AIM OF THE EXERCISE. Look through the material and copy each line holding "percent".
==========
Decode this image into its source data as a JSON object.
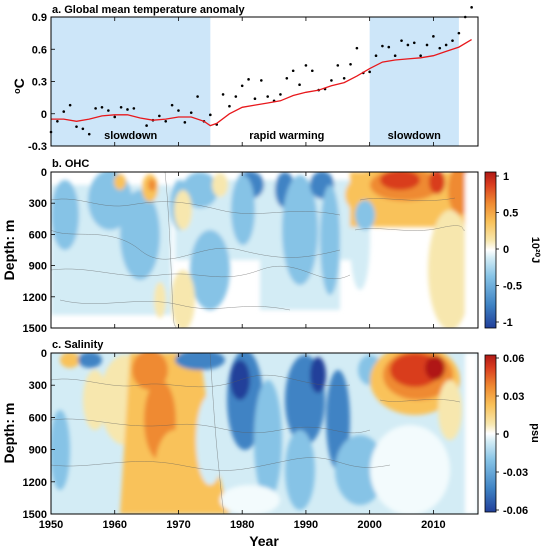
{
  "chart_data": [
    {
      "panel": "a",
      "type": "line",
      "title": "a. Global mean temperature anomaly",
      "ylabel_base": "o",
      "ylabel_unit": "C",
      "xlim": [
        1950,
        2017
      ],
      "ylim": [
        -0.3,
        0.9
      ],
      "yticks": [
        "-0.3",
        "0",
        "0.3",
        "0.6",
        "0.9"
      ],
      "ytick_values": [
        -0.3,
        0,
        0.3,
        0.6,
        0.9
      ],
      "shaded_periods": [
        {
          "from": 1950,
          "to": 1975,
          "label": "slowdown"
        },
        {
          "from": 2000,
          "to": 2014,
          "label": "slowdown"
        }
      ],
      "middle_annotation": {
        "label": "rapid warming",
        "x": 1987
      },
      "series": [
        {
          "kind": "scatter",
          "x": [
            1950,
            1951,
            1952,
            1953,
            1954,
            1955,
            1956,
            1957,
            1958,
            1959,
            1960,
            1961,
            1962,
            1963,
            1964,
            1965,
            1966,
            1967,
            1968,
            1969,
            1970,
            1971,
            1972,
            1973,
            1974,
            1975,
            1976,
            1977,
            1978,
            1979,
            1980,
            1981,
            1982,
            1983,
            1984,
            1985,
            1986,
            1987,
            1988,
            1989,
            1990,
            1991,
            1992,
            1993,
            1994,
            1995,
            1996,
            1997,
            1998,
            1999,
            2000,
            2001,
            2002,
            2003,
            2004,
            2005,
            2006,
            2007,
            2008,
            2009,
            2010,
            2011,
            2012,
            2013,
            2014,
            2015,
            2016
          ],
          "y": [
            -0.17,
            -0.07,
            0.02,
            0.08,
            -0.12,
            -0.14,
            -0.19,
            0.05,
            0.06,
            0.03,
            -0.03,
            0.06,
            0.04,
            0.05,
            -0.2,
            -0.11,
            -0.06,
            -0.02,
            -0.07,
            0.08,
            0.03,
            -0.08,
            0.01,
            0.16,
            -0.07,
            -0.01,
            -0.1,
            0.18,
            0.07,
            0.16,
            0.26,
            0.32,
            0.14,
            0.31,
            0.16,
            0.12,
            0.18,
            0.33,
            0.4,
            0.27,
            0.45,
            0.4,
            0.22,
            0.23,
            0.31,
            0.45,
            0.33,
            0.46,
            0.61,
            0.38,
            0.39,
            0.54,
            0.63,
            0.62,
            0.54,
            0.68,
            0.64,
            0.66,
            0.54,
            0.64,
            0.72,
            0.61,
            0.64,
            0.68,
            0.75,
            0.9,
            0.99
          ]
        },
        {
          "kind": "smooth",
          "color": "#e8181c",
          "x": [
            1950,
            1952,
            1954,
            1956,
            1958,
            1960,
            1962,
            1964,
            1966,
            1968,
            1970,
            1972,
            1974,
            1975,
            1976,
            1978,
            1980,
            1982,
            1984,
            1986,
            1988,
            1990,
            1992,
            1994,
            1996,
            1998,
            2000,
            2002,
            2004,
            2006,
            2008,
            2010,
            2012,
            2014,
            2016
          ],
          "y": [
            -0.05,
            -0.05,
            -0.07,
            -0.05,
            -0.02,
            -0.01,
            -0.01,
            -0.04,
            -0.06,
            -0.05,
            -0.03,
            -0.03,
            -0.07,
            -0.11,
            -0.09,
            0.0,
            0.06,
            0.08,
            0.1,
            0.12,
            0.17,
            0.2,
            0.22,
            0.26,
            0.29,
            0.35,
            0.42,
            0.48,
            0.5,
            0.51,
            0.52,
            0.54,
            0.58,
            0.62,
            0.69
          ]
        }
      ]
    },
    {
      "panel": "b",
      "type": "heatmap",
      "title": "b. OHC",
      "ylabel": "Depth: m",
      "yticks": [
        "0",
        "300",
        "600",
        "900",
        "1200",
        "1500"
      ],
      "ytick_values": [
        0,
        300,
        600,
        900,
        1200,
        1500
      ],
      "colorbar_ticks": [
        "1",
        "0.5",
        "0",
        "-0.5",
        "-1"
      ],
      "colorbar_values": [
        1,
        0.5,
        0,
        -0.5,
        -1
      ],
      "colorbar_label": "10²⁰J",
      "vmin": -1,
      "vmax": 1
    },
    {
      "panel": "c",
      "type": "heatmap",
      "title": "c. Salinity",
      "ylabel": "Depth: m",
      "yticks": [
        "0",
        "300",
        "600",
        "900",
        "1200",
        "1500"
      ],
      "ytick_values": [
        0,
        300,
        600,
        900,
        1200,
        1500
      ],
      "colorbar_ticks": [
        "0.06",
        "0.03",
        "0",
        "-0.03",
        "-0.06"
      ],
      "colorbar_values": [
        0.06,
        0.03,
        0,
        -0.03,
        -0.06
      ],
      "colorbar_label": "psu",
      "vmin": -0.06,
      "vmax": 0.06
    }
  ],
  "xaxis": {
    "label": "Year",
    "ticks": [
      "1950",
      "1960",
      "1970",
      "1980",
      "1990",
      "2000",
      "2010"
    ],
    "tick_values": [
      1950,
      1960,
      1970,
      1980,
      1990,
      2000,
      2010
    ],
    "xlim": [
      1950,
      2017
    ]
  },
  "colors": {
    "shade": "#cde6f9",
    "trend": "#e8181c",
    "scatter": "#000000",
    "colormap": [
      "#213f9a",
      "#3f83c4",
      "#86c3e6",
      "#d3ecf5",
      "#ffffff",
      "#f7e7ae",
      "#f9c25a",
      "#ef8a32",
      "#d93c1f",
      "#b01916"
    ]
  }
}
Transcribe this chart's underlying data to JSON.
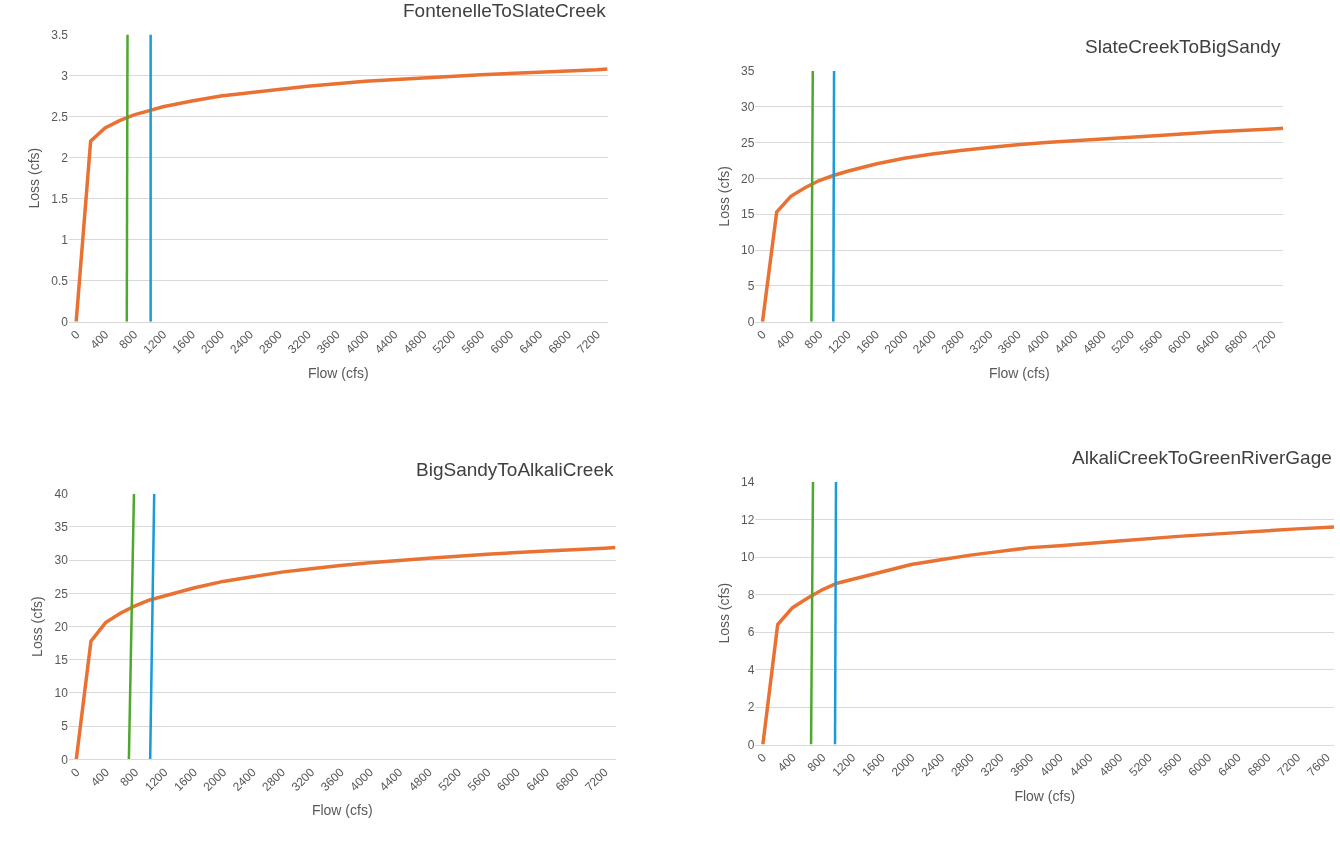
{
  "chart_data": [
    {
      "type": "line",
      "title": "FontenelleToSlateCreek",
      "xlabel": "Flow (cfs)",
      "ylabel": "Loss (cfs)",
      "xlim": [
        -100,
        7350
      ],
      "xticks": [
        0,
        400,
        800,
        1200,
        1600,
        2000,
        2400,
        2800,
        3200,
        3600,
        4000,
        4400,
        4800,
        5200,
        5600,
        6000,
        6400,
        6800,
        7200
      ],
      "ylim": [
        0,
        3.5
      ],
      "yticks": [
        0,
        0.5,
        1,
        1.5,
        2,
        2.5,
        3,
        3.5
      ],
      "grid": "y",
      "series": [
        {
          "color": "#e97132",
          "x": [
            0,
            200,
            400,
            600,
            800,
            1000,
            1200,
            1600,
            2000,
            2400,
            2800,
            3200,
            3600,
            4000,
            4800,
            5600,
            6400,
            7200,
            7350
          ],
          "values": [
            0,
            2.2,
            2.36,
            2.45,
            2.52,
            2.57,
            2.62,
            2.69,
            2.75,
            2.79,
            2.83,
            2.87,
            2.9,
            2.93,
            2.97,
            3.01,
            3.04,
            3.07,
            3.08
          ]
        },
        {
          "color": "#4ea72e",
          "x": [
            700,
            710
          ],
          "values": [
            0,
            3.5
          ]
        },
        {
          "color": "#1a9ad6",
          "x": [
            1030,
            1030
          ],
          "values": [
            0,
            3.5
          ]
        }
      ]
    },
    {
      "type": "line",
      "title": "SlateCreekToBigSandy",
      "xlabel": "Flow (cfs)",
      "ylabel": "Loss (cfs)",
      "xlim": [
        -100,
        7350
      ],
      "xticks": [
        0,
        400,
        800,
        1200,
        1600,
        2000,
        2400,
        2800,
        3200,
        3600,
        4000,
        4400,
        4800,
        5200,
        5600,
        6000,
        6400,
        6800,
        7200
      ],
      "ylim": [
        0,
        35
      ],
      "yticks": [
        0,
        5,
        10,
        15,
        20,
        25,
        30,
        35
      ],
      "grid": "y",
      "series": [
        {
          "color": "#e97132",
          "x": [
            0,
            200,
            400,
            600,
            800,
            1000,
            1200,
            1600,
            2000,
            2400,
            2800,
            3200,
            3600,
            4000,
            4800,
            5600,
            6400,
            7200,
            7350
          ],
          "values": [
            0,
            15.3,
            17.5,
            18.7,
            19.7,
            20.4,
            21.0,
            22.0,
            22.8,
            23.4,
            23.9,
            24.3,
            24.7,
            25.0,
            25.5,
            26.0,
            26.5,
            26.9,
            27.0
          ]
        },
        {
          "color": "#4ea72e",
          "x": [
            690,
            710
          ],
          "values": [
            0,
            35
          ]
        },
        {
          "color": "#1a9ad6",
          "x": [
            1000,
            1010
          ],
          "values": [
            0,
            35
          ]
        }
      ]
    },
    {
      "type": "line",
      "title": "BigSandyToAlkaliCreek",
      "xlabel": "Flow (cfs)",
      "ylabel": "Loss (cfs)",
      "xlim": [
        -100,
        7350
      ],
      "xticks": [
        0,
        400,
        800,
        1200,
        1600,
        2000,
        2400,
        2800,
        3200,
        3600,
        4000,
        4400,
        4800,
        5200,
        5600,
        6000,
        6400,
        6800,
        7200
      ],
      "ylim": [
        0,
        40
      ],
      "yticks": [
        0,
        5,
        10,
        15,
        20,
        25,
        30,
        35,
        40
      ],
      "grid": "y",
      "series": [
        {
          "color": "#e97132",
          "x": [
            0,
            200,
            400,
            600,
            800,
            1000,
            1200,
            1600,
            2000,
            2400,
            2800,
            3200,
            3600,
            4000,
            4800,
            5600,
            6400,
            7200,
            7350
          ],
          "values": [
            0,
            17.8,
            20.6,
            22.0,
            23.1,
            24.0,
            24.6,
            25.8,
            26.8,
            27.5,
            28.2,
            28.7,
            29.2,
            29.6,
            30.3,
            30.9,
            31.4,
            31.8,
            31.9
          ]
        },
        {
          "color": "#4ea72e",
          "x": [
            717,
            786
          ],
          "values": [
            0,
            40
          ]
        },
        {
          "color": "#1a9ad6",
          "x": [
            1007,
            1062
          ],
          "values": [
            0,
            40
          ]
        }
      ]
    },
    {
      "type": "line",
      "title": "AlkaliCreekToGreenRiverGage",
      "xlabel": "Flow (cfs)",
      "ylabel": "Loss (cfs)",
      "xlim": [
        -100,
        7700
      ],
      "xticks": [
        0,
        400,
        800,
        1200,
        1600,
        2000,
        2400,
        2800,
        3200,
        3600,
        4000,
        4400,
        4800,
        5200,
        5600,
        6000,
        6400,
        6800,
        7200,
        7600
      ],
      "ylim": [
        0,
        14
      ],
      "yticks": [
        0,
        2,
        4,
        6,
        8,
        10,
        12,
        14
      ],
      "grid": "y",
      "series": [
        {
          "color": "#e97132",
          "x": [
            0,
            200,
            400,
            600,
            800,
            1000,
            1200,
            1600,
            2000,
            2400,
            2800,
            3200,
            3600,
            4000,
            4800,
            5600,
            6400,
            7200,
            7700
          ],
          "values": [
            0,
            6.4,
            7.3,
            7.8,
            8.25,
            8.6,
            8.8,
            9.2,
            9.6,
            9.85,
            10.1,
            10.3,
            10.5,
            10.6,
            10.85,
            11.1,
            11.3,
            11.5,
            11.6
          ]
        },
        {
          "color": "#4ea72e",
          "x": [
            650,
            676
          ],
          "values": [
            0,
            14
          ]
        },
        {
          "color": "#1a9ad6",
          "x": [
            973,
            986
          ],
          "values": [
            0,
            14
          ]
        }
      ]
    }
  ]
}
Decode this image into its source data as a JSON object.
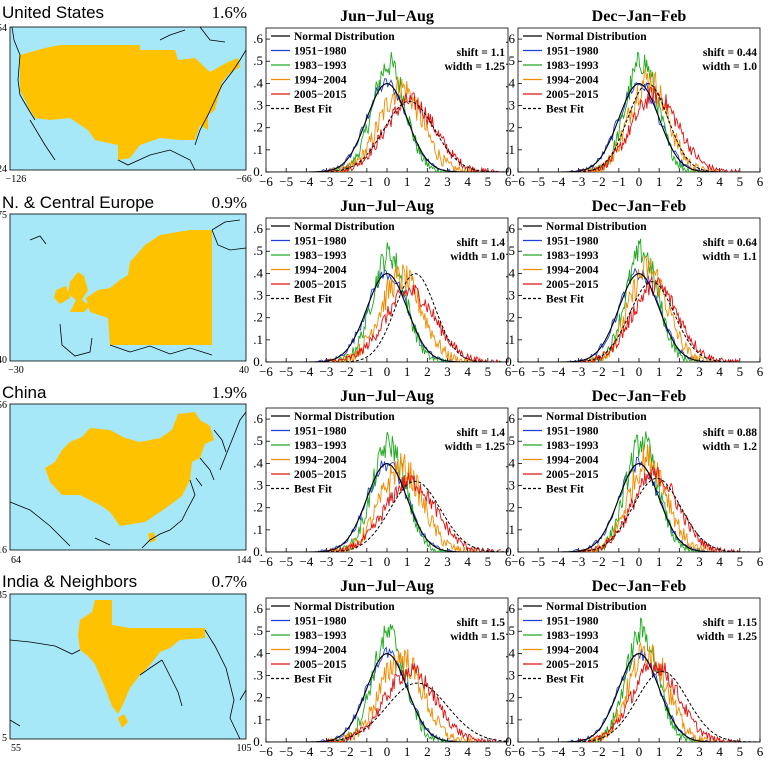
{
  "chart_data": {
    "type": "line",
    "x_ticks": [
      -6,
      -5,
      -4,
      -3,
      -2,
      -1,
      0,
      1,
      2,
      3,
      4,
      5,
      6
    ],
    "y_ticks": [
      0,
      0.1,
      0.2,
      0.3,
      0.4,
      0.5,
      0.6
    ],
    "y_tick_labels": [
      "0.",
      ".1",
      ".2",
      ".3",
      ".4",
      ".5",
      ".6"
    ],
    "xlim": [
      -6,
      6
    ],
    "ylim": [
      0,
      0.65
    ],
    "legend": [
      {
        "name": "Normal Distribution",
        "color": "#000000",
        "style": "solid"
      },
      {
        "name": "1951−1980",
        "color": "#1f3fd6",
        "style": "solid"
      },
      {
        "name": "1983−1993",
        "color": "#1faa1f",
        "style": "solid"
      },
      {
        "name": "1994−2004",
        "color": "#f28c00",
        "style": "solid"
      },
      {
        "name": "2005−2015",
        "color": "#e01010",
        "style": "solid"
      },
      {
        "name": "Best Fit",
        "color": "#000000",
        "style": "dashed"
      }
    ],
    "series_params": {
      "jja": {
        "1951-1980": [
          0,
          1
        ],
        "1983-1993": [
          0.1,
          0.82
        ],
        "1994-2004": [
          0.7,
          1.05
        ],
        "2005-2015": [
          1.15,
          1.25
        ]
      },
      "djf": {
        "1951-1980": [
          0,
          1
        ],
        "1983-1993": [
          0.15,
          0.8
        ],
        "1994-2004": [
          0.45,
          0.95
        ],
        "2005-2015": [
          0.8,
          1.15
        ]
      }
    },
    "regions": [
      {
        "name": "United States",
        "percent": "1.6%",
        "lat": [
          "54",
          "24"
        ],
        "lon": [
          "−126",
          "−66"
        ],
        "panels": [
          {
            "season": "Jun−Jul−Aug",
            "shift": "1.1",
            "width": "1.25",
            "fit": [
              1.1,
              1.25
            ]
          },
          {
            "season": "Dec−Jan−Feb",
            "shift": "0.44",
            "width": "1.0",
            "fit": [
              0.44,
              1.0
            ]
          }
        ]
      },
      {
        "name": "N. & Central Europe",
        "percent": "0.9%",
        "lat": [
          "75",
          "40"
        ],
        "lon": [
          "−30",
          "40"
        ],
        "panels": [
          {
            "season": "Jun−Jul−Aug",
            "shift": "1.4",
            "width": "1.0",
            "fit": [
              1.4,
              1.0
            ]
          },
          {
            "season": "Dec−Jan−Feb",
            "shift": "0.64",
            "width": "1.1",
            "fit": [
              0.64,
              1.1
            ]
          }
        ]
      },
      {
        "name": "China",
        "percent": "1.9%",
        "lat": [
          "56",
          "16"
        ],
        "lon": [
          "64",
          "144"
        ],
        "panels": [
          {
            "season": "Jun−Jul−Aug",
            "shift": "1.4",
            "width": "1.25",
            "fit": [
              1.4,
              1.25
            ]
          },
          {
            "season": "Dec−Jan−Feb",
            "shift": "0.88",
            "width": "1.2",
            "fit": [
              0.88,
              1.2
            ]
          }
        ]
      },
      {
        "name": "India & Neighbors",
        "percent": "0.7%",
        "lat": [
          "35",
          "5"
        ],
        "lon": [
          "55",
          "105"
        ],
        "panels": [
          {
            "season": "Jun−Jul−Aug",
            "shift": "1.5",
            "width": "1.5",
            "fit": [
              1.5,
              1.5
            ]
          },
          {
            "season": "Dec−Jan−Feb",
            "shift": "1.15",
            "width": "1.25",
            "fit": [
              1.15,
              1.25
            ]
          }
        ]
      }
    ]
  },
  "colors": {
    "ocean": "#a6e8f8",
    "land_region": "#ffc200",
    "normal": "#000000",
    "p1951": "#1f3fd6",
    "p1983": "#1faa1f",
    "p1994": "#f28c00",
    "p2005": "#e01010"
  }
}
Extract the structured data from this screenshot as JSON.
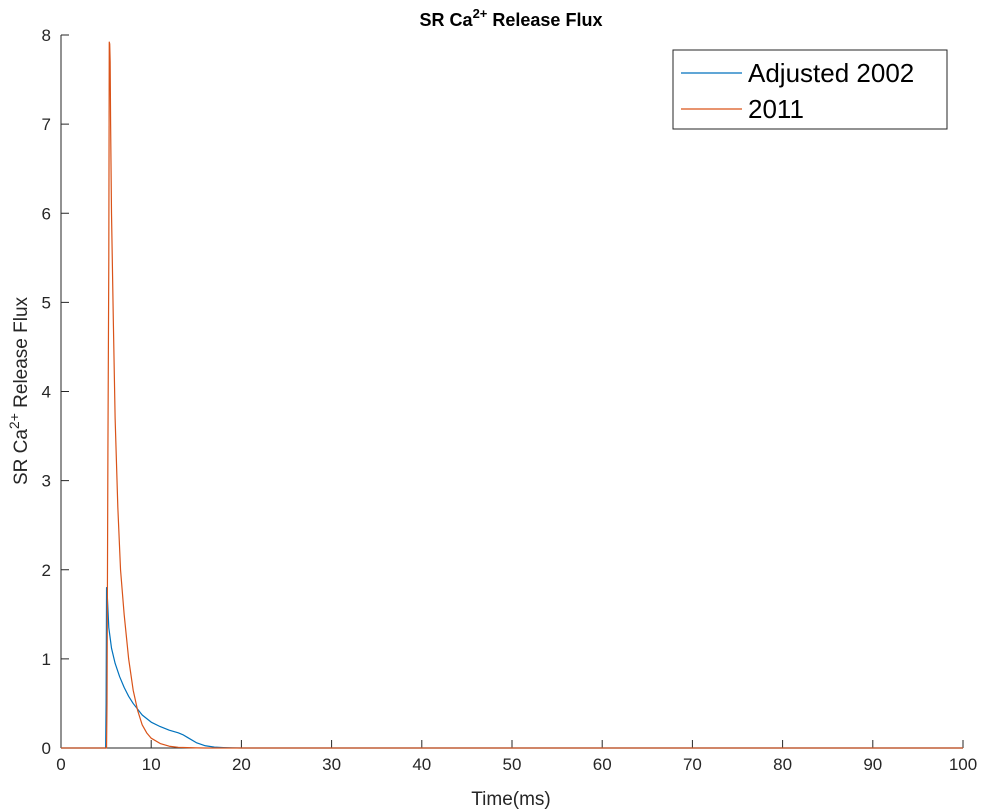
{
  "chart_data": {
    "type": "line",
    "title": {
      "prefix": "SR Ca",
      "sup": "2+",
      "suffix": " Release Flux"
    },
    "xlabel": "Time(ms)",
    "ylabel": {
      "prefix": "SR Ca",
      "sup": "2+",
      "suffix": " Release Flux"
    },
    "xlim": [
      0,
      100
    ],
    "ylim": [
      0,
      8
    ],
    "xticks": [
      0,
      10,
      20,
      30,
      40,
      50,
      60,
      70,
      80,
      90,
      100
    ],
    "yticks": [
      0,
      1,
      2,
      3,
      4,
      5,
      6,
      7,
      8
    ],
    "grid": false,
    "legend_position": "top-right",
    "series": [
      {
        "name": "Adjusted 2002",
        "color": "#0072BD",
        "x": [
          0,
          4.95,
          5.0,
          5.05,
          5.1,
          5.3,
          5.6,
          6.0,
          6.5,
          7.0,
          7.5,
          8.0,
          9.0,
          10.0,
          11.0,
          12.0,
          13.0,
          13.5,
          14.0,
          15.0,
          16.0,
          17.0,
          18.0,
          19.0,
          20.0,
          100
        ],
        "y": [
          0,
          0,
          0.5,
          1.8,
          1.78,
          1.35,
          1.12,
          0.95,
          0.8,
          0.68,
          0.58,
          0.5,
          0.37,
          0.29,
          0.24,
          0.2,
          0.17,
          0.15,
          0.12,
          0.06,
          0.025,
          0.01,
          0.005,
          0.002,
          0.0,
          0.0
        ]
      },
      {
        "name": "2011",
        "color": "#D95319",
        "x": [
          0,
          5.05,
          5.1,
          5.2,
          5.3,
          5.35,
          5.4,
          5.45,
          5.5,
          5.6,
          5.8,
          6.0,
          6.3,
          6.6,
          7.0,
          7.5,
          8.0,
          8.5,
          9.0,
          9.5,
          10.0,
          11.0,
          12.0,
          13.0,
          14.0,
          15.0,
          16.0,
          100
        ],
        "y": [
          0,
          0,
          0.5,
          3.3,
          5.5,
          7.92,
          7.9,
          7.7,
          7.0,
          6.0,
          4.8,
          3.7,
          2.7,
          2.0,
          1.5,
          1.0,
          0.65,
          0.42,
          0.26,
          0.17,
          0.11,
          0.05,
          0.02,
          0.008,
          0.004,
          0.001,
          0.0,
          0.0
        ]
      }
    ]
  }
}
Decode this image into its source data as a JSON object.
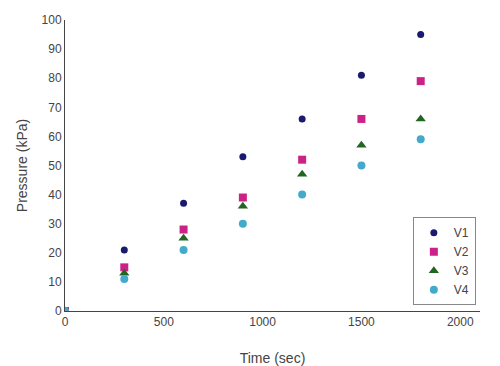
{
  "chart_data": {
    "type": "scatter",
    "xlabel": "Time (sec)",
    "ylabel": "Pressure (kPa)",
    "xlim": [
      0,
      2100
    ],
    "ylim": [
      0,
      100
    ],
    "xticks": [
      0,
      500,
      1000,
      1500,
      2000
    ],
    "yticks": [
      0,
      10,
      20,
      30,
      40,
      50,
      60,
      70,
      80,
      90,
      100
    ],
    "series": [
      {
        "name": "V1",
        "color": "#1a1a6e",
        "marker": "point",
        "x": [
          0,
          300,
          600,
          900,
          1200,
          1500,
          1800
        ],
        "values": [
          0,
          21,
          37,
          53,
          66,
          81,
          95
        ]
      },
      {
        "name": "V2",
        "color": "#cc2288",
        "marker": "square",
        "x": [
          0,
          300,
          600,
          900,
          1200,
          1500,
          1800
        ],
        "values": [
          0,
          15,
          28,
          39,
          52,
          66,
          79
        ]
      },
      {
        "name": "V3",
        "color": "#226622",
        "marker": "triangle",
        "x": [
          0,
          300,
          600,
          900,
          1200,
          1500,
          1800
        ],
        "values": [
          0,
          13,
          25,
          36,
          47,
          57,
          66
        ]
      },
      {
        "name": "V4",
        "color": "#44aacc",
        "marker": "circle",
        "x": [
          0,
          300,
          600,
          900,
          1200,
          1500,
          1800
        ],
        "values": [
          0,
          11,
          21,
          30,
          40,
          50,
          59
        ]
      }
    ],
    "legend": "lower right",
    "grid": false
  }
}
==========
SOLVED EXERCISE.
        "percent": "1.6%",
        "percent": "0.9%",
        "percent": "1.9%",
        "percent": "0.7%",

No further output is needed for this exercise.